Tally the lines that hold the string "Expectancy", and reply with the count alone.

Records from a collection:

......

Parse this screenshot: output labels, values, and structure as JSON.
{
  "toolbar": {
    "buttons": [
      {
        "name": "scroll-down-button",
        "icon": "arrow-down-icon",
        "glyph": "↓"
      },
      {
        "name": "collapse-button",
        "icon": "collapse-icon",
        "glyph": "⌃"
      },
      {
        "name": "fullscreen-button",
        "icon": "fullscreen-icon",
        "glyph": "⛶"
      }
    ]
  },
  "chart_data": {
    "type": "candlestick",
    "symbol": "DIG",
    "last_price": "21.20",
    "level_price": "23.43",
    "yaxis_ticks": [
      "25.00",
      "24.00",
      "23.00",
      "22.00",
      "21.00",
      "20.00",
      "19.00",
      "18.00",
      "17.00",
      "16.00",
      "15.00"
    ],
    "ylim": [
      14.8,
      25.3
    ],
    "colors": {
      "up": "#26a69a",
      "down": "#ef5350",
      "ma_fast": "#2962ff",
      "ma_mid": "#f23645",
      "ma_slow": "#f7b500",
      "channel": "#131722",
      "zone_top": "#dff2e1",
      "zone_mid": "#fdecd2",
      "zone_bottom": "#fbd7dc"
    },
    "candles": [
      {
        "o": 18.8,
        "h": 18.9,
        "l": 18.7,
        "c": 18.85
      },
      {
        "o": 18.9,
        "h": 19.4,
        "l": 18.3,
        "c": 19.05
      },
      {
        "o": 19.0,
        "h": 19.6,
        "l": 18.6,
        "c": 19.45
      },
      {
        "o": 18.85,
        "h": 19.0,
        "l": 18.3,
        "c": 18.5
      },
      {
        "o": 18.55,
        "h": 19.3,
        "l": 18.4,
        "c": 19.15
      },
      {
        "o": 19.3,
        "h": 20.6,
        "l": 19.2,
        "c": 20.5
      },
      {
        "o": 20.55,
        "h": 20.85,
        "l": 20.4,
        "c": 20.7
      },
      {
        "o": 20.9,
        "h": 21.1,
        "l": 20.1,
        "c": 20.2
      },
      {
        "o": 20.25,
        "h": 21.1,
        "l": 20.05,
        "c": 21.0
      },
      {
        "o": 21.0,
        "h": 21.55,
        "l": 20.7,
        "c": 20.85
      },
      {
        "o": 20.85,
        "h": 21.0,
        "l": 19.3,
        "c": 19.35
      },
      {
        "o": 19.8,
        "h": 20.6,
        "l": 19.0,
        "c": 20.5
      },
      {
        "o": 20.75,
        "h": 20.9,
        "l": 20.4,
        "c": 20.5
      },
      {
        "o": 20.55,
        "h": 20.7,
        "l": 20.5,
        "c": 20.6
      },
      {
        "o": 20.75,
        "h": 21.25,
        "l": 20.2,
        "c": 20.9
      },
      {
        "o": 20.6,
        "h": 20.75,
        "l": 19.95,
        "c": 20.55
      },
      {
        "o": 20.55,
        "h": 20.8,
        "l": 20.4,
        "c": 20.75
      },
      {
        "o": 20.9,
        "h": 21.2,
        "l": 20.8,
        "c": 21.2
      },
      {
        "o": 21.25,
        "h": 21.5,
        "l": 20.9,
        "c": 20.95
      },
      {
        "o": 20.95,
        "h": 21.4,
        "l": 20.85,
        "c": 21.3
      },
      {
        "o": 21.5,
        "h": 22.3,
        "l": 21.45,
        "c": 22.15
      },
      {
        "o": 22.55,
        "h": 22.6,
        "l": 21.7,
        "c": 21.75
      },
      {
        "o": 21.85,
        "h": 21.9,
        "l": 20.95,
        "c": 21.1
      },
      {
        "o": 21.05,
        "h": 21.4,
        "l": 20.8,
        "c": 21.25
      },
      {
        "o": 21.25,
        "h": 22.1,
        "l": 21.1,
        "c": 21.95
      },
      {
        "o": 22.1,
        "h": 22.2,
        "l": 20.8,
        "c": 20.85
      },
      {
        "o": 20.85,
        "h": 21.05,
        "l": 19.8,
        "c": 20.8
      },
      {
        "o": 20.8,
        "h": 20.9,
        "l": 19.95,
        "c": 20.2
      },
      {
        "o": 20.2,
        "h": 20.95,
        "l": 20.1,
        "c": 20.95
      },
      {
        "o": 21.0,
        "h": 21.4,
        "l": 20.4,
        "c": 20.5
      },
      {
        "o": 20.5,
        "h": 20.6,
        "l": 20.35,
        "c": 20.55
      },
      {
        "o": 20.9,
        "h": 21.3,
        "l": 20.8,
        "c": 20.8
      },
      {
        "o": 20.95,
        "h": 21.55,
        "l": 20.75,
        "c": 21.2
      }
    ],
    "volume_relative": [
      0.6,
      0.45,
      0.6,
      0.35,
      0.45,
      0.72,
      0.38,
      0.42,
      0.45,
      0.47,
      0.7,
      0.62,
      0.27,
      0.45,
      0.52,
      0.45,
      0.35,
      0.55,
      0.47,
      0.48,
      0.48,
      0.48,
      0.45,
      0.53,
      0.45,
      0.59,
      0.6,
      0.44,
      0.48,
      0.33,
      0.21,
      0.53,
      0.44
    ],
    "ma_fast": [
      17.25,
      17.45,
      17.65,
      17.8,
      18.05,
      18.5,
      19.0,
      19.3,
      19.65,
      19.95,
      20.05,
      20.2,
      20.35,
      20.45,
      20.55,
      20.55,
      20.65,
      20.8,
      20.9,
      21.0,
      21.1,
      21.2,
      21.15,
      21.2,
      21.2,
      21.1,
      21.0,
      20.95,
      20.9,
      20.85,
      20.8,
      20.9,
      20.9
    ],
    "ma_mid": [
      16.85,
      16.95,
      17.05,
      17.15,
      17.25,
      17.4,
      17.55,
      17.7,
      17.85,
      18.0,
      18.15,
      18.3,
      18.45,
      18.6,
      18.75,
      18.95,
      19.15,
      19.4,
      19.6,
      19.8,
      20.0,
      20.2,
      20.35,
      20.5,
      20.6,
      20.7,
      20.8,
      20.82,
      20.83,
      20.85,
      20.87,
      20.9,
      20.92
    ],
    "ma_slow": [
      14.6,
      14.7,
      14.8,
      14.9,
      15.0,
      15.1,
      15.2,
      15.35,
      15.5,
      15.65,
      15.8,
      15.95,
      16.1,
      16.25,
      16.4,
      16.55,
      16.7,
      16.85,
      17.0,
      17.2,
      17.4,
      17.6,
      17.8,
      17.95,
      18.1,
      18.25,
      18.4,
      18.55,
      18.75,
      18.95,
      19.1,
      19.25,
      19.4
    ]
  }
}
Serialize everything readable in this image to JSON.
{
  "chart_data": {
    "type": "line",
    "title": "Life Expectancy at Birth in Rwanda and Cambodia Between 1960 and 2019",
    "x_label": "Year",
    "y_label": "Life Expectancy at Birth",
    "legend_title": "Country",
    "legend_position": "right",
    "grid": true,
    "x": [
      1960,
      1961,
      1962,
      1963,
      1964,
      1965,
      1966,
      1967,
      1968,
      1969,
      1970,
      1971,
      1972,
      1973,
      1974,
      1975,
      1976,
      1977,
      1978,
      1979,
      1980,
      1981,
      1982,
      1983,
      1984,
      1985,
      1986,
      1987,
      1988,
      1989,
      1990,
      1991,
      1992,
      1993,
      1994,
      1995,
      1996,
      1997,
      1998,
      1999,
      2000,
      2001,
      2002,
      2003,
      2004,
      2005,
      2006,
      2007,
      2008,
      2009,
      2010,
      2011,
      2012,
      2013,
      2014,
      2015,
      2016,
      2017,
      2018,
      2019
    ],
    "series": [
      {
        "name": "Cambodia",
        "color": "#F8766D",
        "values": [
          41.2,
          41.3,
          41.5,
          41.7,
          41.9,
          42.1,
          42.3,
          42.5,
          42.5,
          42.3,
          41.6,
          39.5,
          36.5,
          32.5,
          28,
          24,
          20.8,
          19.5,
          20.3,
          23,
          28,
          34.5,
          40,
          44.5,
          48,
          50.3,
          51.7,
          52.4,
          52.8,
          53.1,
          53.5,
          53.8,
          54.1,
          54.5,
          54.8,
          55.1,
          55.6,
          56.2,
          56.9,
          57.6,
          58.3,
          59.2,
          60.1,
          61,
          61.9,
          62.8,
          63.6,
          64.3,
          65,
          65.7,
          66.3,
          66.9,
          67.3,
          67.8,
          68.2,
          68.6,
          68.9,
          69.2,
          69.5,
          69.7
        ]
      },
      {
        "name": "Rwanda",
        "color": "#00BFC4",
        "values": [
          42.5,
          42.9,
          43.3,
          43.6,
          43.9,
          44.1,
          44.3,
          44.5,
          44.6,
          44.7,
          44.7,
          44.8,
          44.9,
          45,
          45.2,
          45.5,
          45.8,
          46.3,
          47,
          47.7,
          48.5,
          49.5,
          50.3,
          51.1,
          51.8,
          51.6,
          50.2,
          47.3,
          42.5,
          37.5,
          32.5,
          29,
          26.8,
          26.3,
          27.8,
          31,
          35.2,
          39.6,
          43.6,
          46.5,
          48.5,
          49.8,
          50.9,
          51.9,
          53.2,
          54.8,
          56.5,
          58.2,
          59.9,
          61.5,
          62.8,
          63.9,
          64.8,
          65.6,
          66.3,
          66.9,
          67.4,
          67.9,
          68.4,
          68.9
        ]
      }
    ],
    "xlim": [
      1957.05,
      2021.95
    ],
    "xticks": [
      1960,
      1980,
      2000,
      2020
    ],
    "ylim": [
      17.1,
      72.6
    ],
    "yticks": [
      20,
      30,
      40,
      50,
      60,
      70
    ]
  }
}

......

WRITTEN SOLUTION:
2